Collected data entries
-=-=-
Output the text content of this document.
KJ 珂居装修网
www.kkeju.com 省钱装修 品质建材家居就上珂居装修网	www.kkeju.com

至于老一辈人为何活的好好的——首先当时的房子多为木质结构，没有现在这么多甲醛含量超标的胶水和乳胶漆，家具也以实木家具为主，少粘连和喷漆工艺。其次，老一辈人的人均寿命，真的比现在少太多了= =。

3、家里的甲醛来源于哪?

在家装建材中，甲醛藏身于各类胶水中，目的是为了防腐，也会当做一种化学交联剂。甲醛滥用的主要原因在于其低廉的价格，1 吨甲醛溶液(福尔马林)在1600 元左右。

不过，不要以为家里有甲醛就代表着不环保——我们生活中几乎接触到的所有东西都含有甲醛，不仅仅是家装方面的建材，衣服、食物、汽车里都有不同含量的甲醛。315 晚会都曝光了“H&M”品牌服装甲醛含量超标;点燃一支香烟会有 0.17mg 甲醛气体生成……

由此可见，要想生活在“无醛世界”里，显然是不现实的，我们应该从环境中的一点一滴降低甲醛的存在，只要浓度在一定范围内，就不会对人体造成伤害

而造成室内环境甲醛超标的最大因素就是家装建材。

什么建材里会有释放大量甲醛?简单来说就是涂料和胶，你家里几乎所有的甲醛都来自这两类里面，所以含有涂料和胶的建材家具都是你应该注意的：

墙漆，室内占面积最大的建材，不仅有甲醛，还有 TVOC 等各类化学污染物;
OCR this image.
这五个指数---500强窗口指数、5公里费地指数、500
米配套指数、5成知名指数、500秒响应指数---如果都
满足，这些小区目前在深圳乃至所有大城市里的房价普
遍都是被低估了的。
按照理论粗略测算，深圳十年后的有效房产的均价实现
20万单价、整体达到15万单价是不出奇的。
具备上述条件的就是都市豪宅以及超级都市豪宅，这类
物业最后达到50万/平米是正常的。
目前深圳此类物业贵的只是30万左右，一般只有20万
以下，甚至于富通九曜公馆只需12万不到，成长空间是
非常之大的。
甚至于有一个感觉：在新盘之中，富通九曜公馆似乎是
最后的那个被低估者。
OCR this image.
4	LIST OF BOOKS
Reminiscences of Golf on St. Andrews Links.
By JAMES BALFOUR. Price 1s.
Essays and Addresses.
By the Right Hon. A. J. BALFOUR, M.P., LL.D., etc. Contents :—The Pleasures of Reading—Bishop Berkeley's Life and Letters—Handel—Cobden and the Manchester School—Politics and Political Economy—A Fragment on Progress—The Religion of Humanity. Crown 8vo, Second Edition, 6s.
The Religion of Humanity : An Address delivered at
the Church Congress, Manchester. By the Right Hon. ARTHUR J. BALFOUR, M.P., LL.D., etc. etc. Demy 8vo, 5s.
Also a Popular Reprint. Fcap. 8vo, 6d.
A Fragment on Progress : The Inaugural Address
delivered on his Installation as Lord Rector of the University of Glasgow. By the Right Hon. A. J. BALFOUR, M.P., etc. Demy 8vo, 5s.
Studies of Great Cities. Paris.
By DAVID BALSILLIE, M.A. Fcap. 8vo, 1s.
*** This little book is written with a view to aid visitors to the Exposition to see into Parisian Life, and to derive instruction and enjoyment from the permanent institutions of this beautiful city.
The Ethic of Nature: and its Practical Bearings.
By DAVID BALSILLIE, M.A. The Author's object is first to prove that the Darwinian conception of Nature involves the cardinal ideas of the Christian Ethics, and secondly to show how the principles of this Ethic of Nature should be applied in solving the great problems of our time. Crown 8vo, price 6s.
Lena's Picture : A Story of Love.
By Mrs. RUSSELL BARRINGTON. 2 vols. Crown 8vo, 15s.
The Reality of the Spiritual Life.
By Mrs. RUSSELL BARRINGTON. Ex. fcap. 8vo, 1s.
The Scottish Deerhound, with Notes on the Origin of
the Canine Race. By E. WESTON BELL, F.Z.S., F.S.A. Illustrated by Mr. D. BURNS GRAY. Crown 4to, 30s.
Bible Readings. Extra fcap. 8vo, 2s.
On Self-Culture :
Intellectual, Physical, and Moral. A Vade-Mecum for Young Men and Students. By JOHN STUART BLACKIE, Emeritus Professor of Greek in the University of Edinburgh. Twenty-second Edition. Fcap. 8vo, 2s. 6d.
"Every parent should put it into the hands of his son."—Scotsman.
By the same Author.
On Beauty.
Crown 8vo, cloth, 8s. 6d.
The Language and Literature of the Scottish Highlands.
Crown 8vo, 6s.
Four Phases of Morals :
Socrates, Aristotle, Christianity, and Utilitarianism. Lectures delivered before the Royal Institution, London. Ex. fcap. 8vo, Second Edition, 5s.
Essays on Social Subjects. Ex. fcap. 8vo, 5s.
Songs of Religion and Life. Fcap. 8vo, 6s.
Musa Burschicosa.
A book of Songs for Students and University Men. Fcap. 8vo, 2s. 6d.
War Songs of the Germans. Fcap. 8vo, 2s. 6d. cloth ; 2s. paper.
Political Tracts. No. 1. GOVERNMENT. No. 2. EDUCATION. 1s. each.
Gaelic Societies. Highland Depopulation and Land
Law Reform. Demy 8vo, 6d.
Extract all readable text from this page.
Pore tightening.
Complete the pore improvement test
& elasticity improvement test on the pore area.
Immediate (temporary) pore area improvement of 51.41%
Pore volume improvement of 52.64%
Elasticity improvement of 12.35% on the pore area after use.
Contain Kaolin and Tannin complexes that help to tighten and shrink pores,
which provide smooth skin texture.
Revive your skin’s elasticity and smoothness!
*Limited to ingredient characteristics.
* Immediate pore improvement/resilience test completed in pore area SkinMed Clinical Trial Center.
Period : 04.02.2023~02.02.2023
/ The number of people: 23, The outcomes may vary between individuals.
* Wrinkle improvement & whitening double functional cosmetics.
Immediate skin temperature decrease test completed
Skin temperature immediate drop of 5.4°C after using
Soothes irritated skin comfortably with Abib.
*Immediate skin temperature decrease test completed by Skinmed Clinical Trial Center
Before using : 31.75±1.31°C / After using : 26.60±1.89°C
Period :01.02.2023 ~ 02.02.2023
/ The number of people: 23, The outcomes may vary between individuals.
-=-=-
From the listing above, copy every line that includes the word "Center".

FULL SOLUTION
* Immediate pore improvement/resilience test completed in pore area SkinMed Clinical Trial Center.
*Immediate skin temperature decrease test completed by Skinmed Clinical Trial Center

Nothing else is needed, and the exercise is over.